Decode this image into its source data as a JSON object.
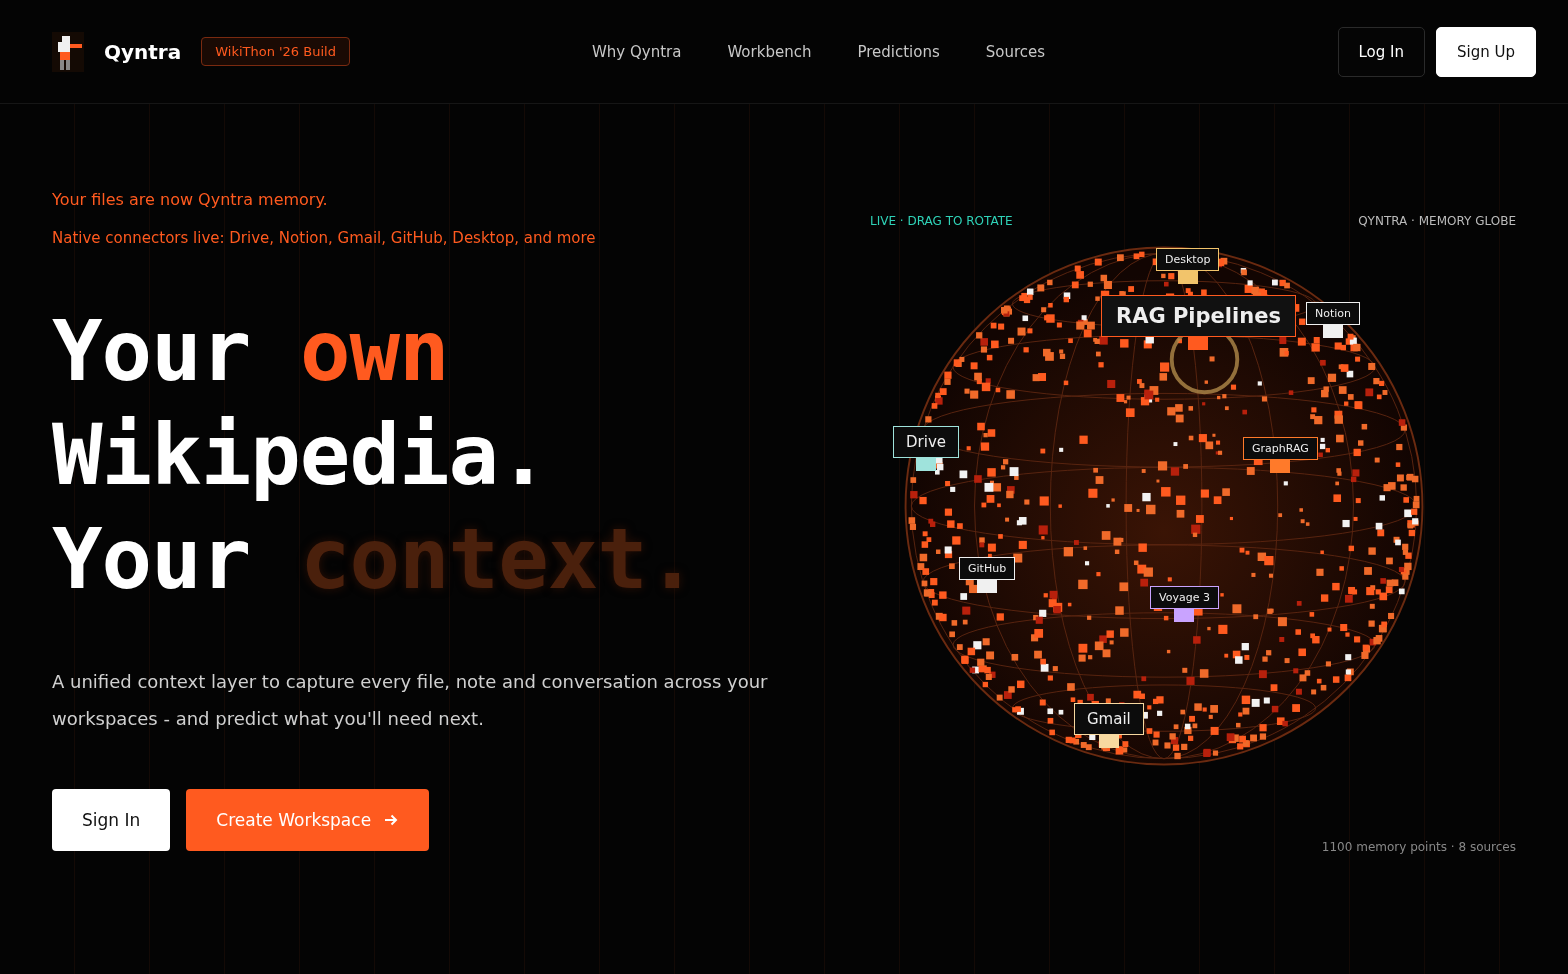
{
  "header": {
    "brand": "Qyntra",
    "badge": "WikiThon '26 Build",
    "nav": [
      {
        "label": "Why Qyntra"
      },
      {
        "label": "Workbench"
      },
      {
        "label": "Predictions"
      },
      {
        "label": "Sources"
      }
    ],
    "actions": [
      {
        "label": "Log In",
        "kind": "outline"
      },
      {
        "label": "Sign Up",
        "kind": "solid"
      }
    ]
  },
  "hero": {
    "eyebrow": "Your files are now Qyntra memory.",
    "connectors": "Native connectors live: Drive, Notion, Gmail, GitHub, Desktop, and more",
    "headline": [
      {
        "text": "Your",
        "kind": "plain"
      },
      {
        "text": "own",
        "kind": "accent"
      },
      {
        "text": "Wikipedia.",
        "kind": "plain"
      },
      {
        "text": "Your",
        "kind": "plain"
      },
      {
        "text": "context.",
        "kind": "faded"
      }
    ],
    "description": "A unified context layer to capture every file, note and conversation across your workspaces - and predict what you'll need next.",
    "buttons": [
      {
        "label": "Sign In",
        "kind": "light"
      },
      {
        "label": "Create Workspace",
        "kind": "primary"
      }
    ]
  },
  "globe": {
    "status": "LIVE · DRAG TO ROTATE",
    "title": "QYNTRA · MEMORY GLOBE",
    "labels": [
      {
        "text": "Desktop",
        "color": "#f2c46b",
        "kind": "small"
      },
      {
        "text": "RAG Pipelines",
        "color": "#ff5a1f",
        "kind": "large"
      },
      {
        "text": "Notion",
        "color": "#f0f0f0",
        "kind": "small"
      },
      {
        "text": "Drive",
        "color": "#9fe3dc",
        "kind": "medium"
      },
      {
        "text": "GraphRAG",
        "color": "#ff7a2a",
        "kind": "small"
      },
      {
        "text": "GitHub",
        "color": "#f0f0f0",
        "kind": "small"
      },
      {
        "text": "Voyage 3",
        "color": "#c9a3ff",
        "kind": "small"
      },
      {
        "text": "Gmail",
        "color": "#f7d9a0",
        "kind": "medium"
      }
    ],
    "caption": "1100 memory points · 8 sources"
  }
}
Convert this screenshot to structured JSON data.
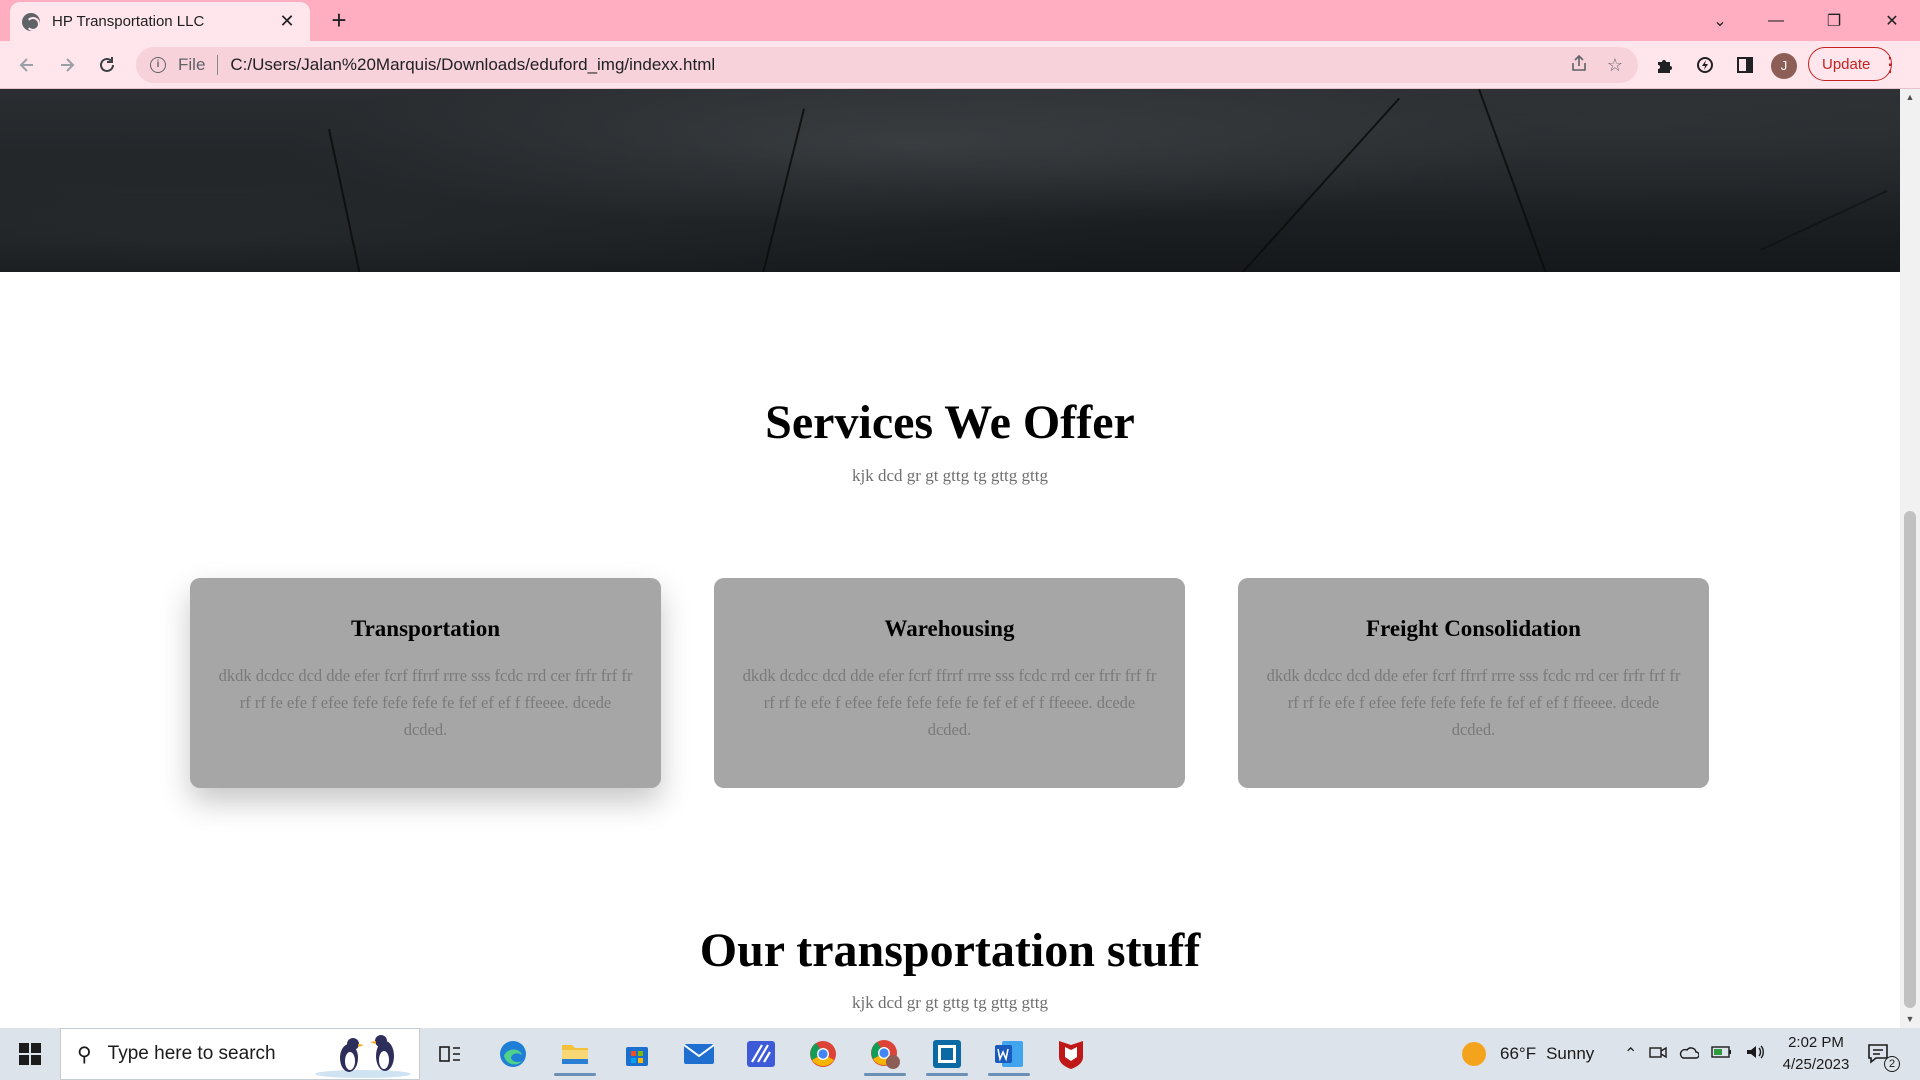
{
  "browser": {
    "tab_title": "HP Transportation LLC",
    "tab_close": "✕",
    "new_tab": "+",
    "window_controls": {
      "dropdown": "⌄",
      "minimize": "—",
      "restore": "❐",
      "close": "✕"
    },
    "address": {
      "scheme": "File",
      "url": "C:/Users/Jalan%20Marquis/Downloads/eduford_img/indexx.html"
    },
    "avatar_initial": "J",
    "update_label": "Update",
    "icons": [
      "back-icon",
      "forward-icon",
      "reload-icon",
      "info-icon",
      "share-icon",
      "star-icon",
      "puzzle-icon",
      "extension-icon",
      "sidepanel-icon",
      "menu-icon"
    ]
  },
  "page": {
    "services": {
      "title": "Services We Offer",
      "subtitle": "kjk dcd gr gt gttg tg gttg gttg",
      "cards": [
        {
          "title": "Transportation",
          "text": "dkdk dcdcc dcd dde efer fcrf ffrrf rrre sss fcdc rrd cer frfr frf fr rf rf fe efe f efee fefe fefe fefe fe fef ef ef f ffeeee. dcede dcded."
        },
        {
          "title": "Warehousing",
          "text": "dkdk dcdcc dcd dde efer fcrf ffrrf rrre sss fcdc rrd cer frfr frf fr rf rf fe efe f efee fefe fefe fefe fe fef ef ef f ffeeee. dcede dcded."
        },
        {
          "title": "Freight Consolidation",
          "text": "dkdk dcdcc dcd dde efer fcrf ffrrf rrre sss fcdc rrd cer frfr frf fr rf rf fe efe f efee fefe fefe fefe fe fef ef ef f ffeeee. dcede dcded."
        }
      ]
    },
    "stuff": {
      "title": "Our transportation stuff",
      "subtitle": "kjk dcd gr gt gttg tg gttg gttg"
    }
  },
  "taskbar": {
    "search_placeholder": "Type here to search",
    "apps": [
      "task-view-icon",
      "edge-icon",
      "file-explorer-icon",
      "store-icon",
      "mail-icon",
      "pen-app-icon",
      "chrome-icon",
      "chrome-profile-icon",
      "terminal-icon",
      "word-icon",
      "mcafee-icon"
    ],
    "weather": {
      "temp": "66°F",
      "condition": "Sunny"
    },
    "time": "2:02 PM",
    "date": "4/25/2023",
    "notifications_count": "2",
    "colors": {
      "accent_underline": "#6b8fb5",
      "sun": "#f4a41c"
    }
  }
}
*-*-*
#### [BRIEF]
Copy all lines from the listing that contain "this".

#### [OUTPUT OF THE EXERCISE]
Decode this image into its source data as a JSON object.
Convert this screenshot to structured JSON data.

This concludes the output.